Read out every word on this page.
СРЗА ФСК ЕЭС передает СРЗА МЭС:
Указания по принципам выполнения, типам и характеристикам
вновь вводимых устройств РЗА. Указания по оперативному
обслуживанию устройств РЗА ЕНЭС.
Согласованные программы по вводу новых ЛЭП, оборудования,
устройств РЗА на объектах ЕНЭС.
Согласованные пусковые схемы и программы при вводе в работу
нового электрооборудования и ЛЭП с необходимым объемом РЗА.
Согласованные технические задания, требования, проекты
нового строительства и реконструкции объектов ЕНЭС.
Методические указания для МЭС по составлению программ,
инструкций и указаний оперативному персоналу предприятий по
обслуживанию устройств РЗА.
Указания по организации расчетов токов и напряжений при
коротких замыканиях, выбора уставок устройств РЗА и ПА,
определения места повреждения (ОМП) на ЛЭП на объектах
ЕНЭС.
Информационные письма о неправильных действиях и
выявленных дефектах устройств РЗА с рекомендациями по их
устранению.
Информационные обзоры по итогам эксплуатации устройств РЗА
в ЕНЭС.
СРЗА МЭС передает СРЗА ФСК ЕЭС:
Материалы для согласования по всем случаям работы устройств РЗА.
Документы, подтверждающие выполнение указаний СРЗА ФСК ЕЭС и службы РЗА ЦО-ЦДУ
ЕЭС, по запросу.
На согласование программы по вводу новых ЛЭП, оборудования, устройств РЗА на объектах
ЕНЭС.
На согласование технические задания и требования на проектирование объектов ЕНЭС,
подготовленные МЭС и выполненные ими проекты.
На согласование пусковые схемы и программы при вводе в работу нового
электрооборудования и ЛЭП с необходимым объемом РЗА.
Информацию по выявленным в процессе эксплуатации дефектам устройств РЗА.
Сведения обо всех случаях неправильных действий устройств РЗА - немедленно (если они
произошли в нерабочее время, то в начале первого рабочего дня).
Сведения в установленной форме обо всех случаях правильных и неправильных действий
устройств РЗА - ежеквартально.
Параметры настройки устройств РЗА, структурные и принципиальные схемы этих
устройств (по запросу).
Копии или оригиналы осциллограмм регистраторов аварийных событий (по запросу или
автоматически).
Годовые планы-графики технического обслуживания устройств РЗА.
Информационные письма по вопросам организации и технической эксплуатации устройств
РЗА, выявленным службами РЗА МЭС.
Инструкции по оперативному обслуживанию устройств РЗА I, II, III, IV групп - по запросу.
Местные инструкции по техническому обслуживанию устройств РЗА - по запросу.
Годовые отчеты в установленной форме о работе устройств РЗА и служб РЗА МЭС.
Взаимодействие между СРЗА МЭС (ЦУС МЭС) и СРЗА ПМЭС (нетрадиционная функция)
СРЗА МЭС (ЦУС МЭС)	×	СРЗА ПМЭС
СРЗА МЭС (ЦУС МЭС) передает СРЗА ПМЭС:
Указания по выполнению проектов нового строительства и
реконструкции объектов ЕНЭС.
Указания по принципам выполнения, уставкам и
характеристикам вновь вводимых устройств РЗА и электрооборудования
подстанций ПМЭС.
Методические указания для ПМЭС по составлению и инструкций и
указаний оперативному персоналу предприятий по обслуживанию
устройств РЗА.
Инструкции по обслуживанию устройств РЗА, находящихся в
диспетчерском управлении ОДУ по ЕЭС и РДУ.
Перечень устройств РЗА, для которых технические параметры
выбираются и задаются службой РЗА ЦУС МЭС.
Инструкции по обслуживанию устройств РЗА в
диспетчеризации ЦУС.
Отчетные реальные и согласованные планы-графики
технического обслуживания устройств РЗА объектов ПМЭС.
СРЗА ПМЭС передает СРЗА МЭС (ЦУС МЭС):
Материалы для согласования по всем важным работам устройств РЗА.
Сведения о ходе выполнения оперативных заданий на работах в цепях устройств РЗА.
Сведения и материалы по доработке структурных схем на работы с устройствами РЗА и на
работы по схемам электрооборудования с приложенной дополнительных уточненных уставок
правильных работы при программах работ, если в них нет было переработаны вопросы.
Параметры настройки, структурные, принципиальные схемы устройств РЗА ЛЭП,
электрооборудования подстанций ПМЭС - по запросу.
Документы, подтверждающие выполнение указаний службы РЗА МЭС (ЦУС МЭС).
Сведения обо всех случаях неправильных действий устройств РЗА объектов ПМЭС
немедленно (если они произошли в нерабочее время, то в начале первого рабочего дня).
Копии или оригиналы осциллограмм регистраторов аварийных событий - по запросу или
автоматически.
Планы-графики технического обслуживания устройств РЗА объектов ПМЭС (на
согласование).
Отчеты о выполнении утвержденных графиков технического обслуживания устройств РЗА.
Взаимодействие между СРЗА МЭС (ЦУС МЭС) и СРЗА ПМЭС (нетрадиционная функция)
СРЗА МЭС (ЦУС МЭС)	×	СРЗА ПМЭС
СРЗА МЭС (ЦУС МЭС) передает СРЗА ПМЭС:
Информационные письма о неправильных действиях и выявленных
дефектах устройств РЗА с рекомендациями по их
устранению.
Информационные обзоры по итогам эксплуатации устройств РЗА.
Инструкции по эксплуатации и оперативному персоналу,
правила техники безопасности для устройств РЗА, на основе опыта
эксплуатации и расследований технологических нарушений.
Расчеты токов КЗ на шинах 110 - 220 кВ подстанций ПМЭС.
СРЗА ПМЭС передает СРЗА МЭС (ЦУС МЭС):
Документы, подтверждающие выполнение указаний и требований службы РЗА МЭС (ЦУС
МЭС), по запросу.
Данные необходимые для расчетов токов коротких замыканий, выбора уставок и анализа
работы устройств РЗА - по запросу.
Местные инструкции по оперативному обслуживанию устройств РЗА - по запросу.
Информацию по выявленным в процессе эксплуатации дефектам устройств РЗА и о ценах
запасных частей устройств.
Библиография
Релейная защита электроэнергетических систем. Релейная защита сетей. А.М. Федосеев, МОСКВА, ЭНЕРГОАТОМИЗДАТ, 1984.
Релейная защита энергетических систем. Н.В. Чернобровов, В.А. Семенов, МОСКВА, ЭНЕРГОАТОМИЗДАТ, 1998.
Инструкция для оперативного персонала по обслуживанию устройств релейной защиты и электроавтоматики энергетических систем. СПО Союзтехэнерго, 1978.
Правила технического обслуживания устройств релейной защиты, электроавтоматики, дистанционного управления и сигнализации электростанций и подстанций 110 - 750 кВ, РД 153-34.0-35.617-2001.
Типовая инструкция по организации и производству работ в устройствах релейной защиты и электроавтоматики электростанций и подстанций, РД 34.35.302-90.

◆ YOUR TASK
Check each line of the records above for the word "процессе", then give the number of lines that have it, with no other words.

◆ ANSWER FOR THE TASK
2